Excerpts from a figure dataset:
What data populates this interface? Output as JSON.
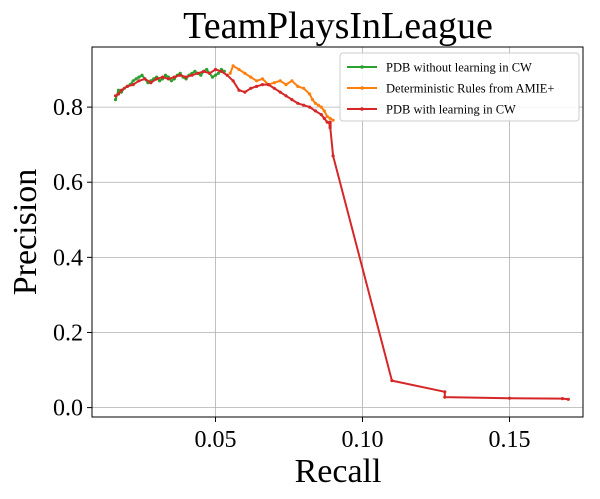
{
  "chart_data": {
    "type": "line",
    "title": "TeamPlaysInLeague",
    "xlabel": "Recall",
    "ylabel": "Precision",
    "xlim": [
      0.008,
      0.175
    ],
    "ylim": [
      -0.025,
      0.96
    ],
    "xticks": [
      0.05,
      0.1,
      0.15
    ],
    "xtick_labels": [
      "0.05",
      "0.10",
      "0.15"
    ],
    "yticks": [
      0.0,
      0.2,
      0.4,
      0.6,
      0.8
    ],
    "ytick_labels": [
      "0.0",
      "0.2",
      "0.4",
      "0.6",
      "0.8"
    ],
    "grid": true,
    "legend_position": "top-right",
    "series": [
      {
        "name": "PDB without learning in CW",
        "color": "#2ca02c",
        "x": [
          0.016,
          0.017,
          0.018,
          0.019,
          0.02,
          0.021,
          0.022,
          0.023,
          0.024,
          0.025,
          0.026,
          0.027,
          0.028,
          0.029,
          0.03,
          0.031,
          0.032,
          0.033,
          0.034,
          0.035,
          0.036,
          0.037,
          0.038,
          0.039,
          0.04,
          0.041,
          0.042,
          0.043,
          0.044,
          0.045,
          0.046,
          0.047,
          0.048,
          0.049,
          0.05,
          0.051,
          0.052,
          0.053
        ],
        "y": [
          0.82,
          0.845,
          0.84,
          0.85,
          0.855,
          0.86,
          0.87,
          0.875,
          0.88,
          0.885,
          0.875,
          0.865,
          0.87,
          0.875,
          0.88,
          0.87,
          0.875,
          0.885,
          0.88,
          0.87,
          0.875,
          0.885,
          0.89,
          0.88,
          0.875,
          0.885,
          0.89,
          0.895,
          0.89,
          0.885,
          0.895,
          0.9,
          0.89,
          0.88,
          0.885,
          0.89,
          0.9,
          0.895
        ]
      },
      {
        "name": "Deterministic Rules from AMIE+",
        "color": "#ff7f0e",
        "x": [
          0.055,
          0.056,
          0.058,
          0.06,
          0.062,
          0.064,
          0.066,
          0.068,
          0.07,
          0.072,
          0.074,
          0.076,
          0.078,
          0.08,
          0.082,
          0.083,
          0.084,
          0.085,
          0.086,
          0.087,
          0.088,
          0.089,
          0.09
        ],
        "y": [
          0.89,
          0.91,
          0.9,
          0.89,
          0.88,
          0.87,
          0.875,
          0.86,
          0.865,
          0.87,
          0.86,
          0.87,
          0.855,
          0.85,
          0.835,
          0.82,
          0.81,
          0.805,
          0.8,
          0.79,
          0.775,
          0.77,
          0.765
        ]
      },
      {
        "name": "PDB with learning in CW",
        "color": "#d62728",
        "x": [
          0.016,
          0.017,
          0.018,
          0.02,
          0.022,
          0.024,
          0.026,
          0.028,
          0.03,
          0.032,
          0.034,
          0.036,
          0.038,
          0.04,
          0.042,
          0.044,
          0.046,
          0.048,
          0.05,
          0.052,
          0.054,
          0.056,
          0.058,
          0.06,
          0.062,
          0.064,
          0.066,
          0.068,
          0.07,
          0.072,
          0.074,
          0.076,
          0.078,
          0.08,
          0.082,
          0.084,
          0.086,
          0.087,
          0.088,
          0.089,
          0.089,
          0.089,
          0.089,
          0.09,
          0.11,
          0.128,
          0.128,
          0.15,
          0.168,
          0.17
        ],
        "y": [
          0.83,
          0.835,
          0.845,
          0.855,
          0.86,
          0.87,
          0.875,
          0.865,
          0.875,
          0.88,
          0.875,
          0.88,
          0.885,
          0.88,
          0.885,
          0.89,
          0.895,
          0.89,
          0.9,
          0.895,
          0.885,
          0.87,
          0.845,
          0.84,
          0.85,
          0.855,
          0.86,
          0.86,
          0.85,
          0.84,
          0.83,
          0.82,
          0.81,
          0.805,
          0.8,
          0.79,
          0.78,
          0.77,
          0.76,
          0.755,
          0.745,
          0.76,
          0.75,
          0.67,
          0.072,
          0.042,
          0.028,
          0.025,
          0.024,
          0.022
        ]
      }
    ]
  }
}
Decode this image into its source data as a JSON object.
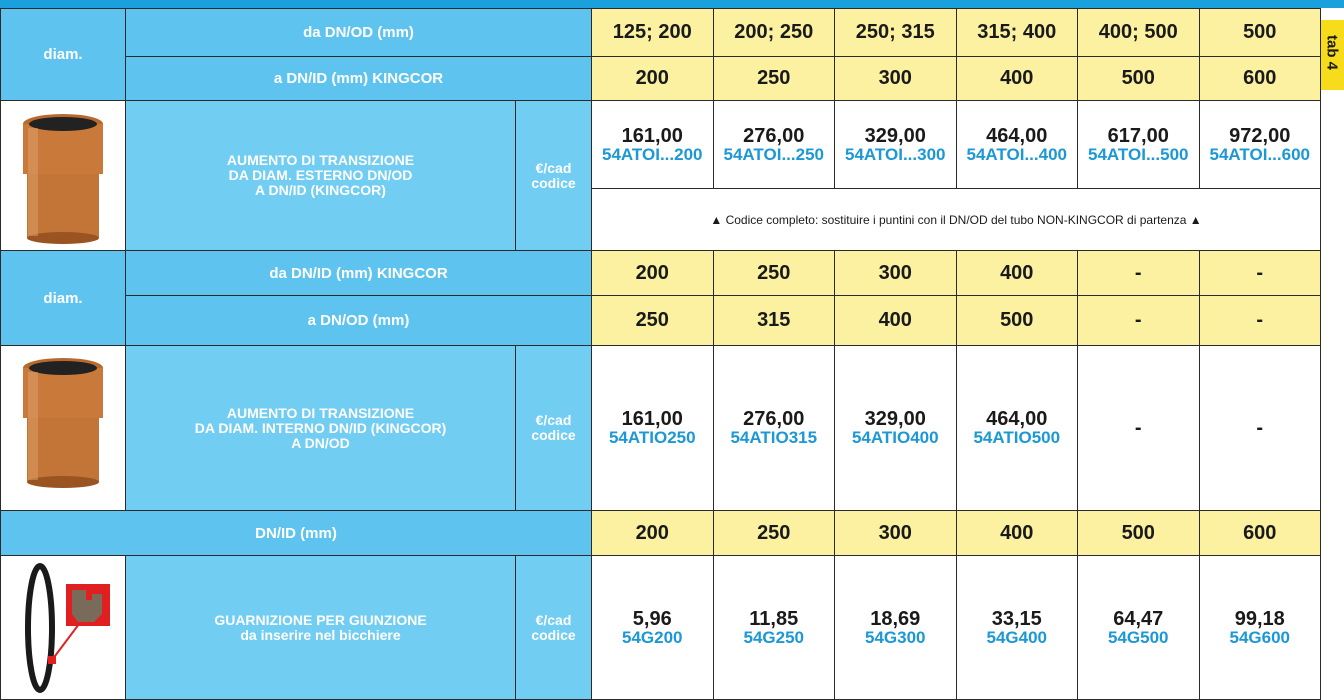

Short problem: Examine the records and pull out every line where the string "color" occurs.

Answer to the problem:
        "color": "#2ca02c",
        "color": "#ff7f0e",
        "color": "#d62728",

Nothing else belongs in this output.